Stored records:
---+---
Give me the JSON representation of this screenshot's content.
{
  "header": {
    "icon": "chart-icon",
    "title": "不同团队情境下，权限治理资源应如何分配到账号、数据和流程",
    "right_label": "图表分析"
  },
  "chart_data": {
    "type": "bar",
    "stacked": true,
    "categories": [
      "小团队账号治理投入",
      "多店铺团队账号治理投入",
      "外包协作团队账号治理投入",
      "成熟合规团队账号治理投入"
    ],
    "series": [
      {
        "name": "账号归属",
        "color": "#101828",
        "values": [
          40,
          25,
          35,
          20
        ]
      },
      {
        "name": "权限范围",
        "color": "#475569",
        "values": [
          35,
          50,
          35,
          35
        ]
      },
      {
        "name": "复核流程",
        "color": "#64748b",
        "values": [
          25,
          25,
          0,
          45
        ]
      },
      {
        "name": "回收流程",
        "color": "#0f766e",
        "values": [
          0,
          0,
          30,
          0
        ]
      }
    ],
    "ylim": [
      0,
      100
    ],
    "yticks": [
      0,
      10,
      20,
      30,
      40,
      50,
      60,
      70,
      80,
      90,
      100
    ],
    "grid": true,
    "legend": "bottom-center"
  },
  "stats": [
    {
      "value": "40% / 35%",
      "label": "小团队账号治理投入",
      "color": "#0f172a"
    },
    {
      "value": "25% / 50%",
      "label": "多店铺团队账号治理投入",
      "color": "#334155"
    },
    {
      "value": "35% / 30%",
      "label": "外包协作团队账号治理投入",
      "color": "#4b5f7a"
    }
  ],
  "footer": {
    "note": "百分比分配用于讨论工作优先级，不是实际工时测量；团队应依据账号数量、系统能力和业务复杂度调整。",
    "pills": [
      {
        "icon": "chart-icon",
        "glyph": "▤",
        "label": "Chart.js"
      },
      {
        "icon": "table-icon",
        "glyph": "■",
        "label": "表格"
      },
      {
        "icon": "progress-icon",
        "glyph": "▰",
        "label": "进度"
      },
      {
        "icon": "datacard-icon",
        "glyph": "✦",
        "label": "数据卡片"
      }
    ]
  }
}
---+---
## What to produce
Write out the complete set of records exactly as given.

## Result of the exercise
Give me the JSON representation of this screenshot's content.
{
  "header": {
    "icon": "chart-icon",
    "title": "不同团队情境下，权限治理资源应如何分配到账号、数据和流程",
    "right_label": "图表分析"
  },
  "chart_data": {
    "type": "bar",
    "stacked": true,
    "categories": [
      "小团队账号治理投入",
      "多店铺团队账号治理投入",
      "外包协作团队账号治理投入",
      "成熟合规团队账号治理投入"
    ],
    "series": [
      {
        "name": "账号归属",
        "color": "#101828",
        "values": [
          40,
          25,
          35,
          20
        ]
      },
      {
        "name": "权限范围",
        "color": "#475569",
        "values": [
          35,
          50,
          35,
          35
        ]
      },
      {
        "name": "复核流程",
        "color": "#64748b",
        "values": [
          25,
          25,
          0,
          45
        ]
      },
      {
        "name": "回收流程",
        "color": "#0f766e",
        "values": [
          0,
          0,
          30,
          0
        ]
      }
    ],
    "ylim": [
      0,
      100
    ],
    "yticks": [
      0,
      10,
      20,
      30,
      40,
      50,
      60,
      70,
      80,
      90,
      100
    ],
    "grid": true,
    "legend": "bottom-center"
  },
  "stats": [
    {
      "value": "40% / 35%",
      "label": "小团队账号治理投入",
      "color": "#0f172a"
    },
    {
      "value": "25% / 50%",
      "label": "多店铺团队账号治理投入",
      "color": "#334155"
    },
    {
      "value": "35% / 30%",
      "label": "外包协作团队账号治理投入",
      "color": "#4b5f7a"
    }
  ],
  "footer": {
    "note": "百分比分配用于讨论工作优先级，不是实际工时测量；团队应依据账号数量、系统能力和业务复杂度调整。",
    "pills": [
      {
        "icon": "chart-icon",
        "glyph": "▤",
        "label": "Chart.js"
      },
      {
        "icon": "table-icon",
        "glyph": "■",
        "label": "表格"
      },
      {
        "icon": "progress-icon",
        "glyph": "▰",
        "label": "进度"
      },
      {
        "icon": "datacard-icon",
        "glyph": "✦",
        "label": "数据卡片"
      }
    ]
  }
}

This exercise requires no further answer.